_DATA LINES_
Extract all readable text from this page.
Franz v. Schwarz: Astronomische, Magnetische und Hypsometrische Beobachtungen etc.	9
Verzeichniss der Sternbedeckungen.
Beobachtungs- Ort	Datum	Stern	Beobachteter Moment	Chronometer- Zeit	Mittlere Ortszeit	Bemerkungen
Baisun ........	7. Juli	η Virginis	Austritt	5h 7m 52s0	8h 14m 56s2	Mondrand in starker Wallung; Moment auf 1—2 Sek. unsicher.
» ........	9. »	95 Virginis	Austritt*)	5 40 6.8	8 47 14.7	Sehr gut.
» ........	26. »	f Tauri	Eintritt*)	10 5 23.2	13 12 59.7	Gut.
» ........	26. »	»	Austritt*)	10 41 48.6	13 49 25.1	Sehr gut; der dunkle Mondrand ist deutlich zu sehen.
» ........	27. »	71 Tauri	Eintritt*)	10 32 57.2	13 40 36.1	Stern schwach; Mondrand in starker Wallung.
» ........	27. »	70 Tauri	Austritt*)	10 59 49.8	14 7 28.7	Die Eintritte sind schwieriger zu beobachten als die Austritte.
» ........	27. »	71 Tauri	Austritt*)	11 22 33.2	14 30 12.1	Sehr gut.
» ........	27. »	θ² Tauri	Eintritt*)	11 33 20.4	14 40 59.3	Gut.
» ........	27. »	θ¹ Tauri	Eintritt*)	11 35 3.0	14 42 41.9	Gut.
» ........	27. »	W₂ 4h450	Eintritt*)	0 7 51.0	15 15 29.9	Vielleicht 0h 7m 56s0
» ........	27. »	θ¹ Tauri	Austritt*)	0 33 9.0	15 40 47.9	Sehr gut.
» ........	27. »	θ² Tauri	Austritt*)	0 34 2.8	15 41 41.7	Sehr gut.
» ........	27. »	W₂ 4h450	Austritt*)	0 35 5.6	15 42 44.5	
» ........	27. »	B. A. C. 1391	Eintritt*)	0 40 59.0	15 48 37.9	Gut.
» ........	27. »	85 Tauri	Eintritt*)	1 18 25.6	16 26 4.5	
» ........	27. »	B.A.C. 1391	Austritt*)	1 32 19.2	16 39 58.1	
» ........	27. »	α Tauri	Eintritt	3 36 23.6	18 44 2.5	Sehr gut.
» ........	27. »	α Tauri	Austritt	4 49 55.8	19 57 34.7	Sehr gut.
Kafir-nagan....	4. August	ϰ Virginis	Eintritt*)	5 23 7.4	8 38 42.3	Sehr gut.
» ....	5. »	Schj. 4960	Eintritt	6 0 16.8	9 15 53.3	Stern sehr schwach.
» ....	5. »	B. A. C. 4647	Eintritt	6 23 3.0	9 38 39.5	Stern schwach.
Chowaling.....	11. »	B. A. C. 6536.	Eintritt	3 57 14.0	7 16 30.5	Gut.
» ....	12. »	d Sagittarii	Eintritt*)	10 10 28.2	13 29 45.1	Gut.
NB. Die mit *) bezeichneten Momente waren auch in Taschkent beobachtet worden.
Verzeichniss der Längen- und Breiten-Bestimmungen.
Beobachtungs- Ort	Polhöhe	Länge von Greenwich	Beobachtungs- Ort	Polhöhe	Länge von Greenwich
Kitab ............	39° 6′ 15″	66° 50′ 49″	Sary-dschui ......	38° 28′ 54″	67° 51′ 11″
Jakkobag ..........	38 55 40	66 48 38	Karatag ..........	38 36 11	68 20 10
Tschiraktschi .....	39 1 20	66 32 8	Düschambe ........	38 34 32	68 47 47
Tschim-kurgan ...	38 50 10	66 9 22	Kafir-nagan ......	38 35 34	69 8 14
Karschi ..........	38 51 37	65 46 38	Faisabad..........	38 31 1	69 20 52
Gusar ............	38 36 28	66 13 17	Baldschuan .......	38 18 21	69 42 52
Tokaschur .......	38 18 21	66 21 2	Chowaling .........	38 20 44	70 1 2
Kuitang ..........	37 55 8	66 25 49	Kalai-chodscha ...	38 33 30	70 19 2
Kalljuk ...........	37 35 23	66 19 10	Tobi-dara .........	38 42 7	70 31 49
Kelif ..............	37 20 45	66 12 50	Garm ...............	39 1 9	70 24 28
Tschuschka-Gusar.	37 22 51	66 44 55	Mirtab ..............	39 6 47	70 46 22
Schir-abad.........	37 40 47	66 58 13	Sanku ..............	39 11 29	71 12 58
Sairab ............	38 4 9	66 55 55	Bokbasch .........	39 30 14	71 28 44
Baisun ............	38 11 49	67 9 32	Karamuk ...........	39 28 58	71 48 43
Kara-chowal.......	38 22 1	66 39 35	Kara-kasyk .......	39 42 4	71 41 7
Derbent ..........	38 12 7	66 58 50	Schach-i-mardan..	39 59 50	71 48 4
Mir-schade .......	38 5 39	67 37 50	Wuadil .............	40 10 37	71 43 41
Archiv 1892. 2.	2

* * *

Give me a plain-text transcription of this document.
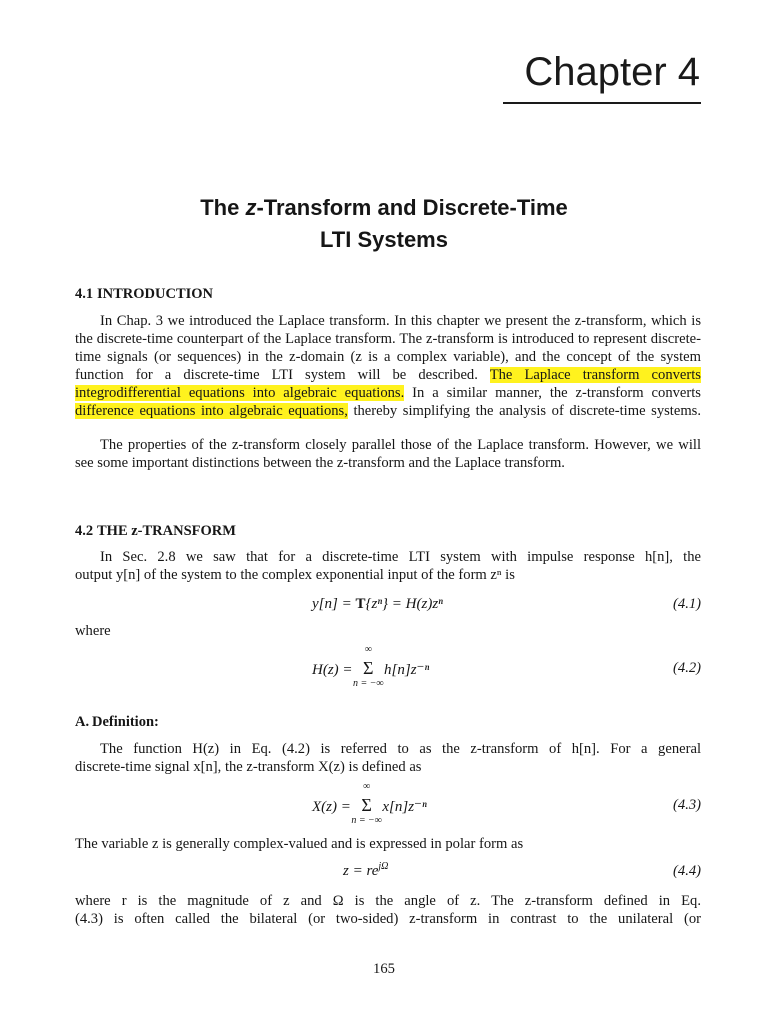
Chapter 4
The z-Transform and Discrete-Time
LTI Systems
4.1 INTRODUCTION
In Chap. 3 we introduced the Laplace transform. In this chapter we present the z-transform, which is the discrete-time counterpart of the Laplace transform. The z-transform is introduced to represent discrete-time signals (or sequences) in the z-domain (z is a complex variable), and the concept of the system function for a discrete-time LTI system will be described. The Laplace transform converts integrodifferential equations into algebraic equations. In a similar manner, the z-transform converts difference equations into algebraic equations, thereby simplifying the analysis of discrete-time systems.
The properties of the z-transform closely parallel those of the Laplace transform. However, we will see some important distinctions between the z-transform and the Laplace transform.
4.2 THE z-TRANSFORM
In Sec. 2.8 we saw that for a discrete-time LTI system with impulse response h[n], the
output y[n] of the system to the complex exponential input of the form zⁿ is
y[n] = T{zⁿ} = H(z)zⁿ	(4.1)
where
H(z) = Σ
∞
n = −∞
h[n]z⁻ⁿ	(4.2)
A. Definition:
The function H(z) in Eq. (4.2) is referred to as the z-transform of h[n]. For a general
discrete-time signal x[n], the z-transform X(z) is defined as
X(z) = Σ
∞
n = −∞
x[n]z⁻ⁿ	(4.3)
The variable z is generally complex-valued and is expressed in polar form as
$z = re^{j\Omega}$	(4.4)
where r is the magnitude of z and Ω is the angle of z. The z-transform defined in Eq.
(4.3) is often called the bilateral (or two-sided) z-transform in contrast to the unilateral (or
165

_DIRECTIVE_
From the material, report only how many lines include the word "Kafir".

_WRITTEN RESPONSE_
2